**GIVEN INSTRUCTION**. Reply with one number: how many lines contain the word "理想决策选股".

################

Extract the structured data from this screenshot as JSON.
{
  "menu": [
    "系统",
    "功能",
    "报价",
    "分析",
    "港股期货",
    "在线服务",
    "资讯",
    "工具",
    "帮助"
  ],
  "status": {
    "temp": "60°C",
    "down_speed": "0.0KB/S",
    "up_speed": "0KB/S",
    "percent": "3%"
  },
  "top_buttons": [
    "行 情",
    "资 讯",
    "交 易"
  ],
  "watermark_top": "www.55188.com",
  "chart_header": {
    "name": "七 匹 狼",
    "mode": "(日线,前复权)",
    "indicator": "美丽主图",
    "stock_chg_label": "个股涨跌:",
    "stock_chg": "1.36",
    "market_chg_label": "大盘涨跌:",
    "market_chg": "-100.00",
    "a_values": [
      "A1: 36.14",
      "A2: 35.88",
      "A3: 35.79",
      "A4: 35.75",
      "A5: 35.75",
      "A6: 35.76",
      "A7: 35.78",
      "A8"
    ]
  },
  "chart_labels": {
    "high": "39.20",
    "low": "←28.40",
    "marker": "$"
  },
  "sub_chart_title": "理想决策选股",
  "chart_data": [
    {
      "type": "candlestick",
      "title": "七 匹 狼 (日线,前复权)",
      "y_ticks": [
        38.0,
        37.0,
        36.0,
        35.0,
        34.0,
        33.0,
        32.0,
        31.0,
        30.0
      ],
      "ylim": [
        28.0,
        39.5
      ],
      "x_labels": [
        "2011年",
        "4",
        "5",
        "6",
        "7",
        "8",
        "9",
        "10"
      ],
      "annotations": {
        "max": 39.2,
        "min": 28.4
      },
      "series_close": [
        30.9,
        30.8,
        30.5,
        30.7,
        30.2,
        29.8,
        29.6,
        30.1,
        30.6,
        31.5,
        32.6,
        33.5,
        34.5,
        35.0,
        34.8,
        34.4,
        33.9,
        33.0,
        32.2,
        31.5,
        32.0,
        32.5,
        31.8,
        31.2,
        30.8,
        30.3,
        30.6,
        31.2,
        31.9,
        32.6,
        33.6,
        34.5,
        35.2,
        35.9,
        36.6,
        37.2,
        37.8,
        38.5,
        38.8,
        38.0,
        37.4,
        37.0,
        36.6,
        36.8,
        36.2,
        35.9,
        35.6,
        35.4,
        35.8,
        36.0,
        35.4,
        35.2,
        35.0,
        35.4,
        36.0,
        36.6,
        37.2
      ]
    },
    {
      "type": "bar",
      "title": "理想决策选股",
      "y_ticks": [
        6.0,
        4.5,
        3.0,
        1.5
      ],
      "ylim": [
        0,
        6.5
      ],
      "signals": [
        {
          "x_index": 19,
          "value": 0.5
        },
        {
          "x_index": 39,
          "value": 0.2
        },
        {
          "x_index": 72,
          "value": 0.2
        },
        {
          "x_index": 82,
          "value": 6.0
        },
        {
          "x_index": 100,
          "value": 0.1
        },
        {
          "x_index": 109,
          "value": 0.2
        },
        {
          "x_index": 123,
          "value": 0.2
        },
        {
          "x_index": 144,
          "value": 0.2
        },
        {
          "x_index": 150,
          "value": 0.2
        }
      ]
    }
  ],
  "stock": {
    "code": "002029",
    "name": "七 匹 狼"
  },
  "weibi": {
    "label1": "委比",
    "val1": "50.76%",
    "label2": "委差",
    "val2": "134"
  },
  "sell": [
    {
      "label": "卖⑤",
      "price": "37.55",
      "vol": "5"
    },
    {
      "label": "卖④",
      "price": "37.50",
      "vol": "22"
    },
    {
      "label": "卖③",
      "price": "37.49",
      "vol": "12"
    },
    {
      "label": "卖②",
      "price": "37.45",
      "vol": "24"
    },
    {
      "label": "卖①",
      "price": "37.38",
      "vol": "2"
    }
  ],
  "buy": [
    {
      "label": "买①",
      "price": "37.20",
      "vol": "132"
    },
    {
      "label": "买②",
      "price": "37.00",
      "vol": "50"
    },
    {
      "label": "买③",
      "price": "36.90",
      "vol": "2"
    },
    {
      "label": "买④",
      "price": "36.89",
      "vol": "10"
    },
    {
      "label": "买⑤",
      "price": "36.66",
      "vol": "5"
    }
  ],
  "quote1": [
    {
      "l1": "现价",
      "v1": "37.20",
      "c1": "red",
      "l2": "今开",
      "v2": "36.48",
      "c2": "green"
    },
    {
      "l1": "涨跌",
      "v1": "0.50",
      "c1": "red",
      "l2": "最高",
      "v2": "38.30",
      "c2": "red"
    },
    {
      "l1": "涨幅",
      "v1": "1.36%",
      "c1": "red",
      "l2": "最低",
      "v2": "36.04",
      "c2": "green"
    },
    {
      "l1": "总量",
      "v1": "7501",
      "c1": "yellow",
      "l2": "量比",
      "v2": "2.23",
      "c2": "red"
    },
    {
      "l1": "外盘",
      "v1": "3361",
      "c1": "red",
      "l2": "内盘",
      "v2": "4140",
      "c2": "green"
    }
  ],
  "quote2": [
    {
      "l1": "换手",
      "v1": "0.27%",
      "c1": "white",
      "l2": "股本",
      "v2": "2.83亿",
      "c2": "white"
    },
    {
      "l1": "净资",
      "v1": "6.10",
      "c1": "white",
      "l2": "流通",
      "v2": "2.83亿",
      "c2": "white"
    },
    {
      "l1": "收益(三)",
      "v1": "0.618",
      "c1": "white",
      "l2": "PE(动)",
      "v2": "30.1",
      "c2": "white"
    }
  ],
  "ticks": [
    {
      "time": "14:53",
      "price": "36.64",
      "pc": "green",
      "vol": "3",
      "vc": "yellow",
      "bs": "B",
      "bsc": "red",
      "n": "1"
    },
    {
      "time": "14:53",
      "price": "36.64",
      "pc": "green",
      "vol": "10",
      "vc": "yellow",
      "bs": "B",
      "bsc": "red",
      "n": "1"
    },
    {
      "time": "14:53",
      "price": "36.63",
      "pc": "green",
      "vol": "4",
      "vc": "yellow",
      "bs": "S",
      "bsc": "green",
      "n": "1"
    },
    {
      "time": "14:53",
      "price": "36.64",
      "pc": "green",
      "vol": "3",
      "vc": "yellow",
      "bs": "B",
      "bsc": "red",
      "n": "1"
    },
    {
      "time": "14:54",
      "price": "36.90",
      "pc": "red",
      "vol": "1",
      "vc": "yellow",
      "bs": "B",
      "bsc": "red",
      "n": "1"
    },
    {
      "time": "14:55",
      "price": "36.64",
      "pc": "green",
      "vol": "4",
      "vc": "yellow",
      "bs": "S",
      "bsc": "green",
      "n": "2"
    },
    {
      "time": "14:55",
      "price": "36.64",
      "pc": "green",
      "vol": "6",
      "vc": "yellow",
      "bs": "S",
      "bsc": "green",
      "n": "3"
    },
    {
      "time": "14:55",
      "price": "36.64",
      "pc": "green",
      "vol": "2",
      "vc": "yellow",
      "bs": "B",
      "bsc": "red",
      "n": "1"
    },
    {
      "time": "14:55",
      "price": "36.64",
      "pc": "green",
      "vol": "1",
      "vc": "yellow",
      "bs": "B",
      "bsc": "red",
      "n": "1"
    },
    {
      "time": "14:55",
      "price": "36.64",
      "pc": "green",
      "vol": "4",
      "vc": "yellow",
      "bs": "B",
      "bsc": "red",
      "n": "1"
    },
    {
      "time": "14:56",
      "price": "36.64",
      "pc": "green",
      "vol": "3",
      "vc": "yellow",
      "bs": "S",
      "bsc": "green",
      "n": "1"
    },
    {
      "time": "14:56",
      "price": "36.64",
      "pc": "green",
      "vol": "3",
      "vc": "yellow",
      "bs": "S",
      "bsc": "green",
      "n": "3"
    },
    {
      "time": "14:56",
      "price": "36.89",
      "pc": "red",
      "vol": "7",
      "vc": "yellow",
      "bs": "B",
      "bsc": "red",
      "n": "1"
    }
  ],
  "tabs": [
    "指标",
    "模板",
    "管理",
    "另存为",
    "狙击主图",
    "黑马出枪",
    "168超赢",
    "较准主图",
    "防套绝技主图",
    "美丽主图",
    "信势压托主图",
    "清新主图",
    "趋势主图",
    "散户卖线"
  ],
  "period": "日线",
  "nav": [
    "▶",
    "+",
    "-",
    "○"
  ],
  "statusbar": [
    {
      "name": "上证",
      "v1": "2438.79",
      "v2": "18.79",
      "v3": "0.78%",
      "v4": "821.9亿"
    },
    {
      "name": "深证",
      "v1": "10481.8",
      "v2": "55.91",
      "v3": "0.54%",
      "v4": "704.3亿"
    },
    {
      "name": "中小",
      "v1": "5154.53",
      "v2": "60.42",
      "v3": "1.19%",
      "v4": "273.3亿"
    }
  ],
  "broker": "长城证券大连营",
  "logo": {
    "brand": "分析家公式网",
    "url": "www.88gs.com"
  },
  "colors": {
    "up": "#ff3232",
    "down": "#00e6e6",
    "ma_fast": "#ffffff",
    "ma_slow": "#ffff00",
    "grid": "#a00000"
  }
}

################

**RESULT FOR THIS TASK**. 2